[START OF Material provided]

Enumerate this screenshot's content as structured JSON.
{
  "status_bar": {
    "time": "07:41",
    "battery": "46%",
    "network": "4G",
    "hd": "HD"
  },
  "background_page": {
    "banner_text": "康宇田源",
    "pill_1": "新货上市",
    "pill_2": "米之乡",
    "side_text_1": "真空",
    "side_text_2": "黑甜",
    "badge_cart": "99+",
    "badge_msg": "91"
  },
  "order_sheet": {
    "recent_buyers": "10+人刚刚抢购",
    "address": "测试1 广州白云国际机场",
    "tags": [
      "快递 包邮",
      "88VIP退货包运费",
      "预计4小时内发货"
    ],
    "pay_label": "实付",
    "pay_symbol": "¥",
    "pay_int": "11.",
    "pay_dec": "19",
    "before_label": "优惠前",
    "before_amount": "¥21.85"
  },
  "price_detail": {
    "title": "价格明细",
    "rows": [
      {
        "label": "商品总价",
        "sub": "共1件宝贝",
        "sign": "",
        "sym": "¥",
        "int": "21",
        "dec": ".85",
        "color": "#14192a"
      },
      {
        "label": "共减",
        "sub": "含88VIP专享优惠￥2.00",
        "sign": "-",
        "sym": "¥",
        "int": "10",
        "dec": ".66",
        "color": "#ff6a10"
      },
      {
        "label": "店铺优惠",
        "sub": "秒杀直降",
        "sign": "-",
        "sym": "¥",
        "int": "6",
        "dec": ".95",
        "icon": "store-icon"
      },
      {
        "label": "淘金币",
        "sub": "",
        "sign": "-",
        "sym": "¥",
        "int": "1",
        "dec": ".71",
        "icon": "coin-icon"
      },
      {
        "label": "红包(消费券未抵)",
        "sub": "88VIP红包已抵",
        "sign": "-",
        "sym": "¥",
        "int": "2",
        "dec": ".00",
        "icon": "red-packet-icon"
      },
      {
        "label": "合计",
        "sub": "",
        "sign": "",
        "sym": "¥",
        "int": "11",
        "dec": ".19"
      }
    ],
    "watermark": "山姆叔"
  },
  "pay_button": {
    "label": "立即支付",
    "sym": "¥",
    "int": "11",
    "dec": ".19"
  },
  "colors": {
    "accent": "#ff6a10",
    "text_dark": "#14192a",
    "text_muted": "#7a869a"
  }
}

[END OF Material provided]

What is asked>
Locate each line containing the string "icon" and show it.

Written solution>
        "icon": "store-icon"
        "icon": "coin-icon"
        "icon": "red-packet-icon"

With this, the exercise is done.